■ TASK DESCRIPTION ■
Extract all records. Keep each one exact.

■ LISTED RECORDS ■
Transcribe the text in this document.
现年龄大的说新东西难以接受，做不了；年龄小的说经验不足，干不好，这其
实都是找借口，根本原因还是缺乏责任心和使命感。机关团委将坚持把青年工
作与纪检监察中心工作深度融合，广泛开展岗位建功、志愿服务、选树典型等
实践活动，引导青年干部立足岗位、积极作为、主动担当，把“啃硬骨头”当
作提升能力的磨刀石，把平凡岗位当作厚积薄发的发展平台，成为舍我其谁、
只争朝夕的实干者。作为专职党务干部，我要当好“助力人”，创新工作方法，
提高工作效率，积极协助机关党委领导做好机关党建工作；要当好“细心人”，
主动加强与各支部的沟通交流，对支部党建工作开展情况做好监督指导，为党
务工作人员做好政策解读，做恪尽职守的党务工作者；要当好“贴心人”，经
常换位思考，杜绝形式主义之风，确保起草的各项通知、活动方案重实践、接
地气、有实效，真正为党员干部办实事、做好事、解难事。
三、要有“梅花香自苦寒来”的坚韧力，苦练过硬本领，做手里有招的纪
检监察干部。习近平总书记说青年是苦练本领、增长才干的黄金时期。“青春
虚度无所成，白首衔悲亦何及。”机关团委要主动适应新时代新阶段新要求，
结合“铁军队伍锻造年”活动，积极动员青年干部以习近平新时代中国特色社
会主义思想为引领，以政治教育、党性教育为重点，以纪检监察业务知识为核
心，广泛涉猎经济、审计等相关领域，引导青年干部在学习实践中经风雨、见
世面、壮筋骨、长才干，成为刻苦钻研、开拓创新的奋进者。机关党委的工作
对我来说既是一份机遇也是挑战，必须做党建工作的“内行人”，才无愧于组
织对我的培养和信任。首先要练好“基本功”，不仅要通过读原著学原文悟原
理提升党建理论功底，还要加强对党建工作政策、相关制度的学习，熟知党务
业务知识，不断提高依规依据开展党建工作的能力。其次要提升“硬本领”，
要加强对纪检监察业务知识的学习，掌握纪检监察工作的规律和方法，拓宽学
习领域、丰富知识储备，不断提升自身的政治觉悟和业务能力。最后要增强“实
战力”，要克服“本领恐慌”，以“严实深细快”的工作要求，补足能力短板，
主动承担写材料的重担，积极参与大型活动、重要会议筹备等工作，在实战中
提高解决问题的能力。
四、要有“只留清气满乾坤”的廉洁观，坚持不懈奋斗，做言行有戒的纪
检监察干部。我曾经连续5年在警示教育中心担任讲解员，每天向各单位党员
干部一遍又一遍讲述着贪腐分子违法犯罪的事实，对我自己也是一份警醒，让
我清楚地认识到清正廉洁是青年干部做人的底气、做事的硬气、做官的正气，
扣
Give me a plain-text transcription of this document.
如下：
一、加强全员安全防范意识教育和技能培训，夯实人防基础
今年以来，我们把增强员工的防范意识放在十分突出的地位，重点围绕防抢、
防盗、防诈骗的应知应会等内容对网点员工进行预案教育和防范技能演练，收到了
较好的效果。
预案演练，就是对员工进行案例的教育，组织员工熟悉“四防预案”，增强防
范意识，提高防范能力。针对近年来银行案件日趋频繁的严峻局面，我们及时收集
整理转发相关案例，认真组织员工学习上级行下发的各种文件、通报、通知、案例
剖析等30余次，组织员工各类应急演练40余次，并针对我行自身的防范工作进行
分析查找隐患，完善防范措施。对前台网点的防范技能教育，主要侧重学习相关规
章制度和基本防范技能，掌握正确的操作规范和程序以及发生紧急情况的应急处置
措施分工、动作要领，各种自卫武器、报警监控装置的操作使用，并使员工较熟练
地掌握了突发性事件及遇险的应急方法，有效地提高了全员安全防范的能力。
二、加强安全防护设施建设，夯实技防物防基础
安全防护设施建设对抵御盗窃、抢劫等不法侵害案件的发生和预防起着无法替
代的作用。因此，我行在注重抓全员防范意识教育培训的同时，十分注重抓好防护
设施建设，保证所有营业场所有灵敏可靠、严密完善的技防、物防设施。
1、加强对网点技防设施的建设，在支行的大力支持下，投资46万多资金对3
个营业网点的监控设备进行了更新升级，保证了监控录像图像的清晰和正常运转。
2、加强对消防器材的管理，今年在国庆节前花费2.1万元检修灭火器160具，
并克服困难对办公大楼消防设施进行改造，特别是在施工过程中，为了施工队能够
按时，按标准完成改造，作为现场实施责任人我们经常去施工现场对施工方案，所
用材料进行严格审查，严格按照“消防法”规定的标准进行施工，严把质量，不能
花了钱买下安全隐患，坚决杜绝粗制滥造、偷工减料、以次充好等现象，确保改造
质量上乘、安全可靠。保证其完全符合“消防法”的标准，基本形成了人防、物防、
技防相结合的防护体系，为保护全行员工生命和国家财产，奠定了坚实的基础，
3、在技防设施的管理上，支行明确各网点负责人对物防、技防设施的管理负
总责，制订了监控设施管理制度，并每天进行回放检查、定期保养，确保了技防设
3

■ RESULT OF THE EXERCISE ■
Transcribe the text in this document.
现年龄大的说新东西难以接受，做不了；年龄小的说经验不足，干不好，这其
实都是找借口，根本原因还是缺乏责任心和使命感。机关团委将坚持把青年工
作与纪检监察中心工作深度融合，广泛开展岗位建功、志愿服务、选树典型等
实践活动，引导青年干部立足岗位、积极作为、主动担当，把“啃硬骨头”当
作提升能力的磨刀石，把平凡岗位当作厚积薄发的发展平台，成为舍我其谁、
只争朝夕的实干者。作为专职党务干部，我要当好“助力人”，创新工作方法，
提高工作效率，积极协助机关党委领导做好机关党建工作；要当好“细心人”，
主动加强与各支部的沟通交流，对支部党建工作开展情况做好监督指导，为党
务工作人员做好政策解读，做恪尽职守的党务工作者；要当好“贴心人”，经
常换位思考，杜绝形式主义之风，确保起草的各项通知、活动方案重实践、接
地气、有实效，真正为党员干部办实事、做好事、解难事。
三、要有“梅花香自苦寒来”的坚韧力，苦练过硬本领，做手里有招的纪
检监察干部。习近平总书记说青年是苦练本领、增长才干的黄金时期。“青春
虚度无所成，白首衔悲亦何及。”机关团委要主动适应新时代新阶段新要求，
结合“铁军队伍锻造年”活动，积极动员青年干部以习近平新时代中国特色社
会主义思想为引领，以政治教育、党性教育为重点，以纪检监察业务知识为核
心，广泛涉猎经济、审计等相关领域，引导青年干部在学习实践中经风雨、见
世面、壮筋骨、长才干，成为刻苦钻研、开拓创新的奋进者。机关党委的工作
对我来说既是一份机遇也是挑战，必须做党建工作的“内行人”，才无愧于组
织对我的培养和信任。首先要练好“基本功”，不仅要通过读原著学原文悟原
理提升党建理论功底，还要加强对党建工作政策、相关制度的学习，熟知党务
业务知识，不断提高依规依据开展党建工作的能力。其次要提升“硬本领”，
要加强对纪检监察业务知识的学习，掌握纪检监察工作的规律和方法，拓宽学
习领域、丰富知识储备，不断提升自身的政治觉悟和业务能力。最后要增强“实
战力”，要克服“本领恐慌”，以“严实深细快”的工作要求，补足能力短板，
主动承担写材料的重担，积极参与大型活动、重要会议筹备等工作，在实战中
提高解决问题的能力。
四、要有“只留清气满乾坤”的廉洁观，坚持不懈奋斗，做言行有戒的纪
检监察干部。我曾经连续5年在警示教育中心担任讲解员，每天向各单位党员
干部一遍又一遍讲述着贪腐分子违法犯罪的事实，对我自己也是一份警醒，让
我清楚地认识到清正廉洁是青年干部做人的底气、做事的硬气、做官的正气，
扣
Give me a plain-text transcription of this document.
如下：
一、加强全员安全防范意识教育和技能培训，夯实人防基础
今年以来，我们把增强员工的防范意识放在十分突出的地位，重点围绕防抢、
防盗、防诈骗的应知应会等内容对网点员工进行预案教育和防范技能演练，收到了
较好的效果。
预案演练，就是对员工进行案例的教育，组织员工熟悉“四防预案”，增强防
范意识，提高防范能力。针对近年来银行案件日趋频繁的严峻局面，我们及时收集
整理转发相关案例，认真组织员工学习上级行下发的各种文件、通报、通知、案例
剖析等30余次，组织员工各类应急演练40余次，并针对我行自身的防范工作进行
分析查找隐患，完善防范措施。对前台网点的防范技能教育，主要侧重学习相关规
章制度和基本防范技能，掌握正确的操作规范和程序以及发生紧急情况的应急处置
措施分工、动作要领，各种自卫武器、报警监控装置的操作使用，并使员工较熟练
地掌握了突发性事件及遇险的应急方法，有效地提高了全员安全防范的能力。
二、加强安全防护设施建设，夯实技防物防基础
安全防护设施建设对抵御盗窃、抢劫等不法侵害案件的发生和预防起着无法替
代的作用。因此，我行在注重抓全员防范意识教育培训的同时，十分注重抓好防护
设施建设，保证所有营业场所有灵敏可靠、严密完善的技防、物防设施。
1、加强对网点技防设施的建设，在支行的大力支持下，投资46万多资金对3
个营业网点的监控设备进行了更新升级，保证了监控录像图像的清晰和正常运转。
2、加强对消防器材的管理，今年在国庆节前花费2.1万元检修灭火器160具，
并克服困难对办公大楼消防设施进行改造，特别是在施工过程中，为了施工队能够
按时，按标准完成改造，作为现场实施责任人我们经常去施工现场对施工方案，所
用材料进行严格审查，严格按照“消防法”规定的标准进行施工，严把质量，不能
花了钱买下安全隐患，坚决杜绝粗制滥造、偷工减料、以次充好等现象，确保改造
质量上乘、安全可靠。保证其完全符合“消防法”的标准，基本形成了人防、物防、
技防相结合的防护体系，为保护全行员工生命和国家财产，奠定了坚实的基础，
3、在技防设施的管理上，支行明确各网点负责人对物防、技防设施的管理负
总责，制订了监控设施管理制度，并每天进行回放检查、定期保养，确保了技防设
3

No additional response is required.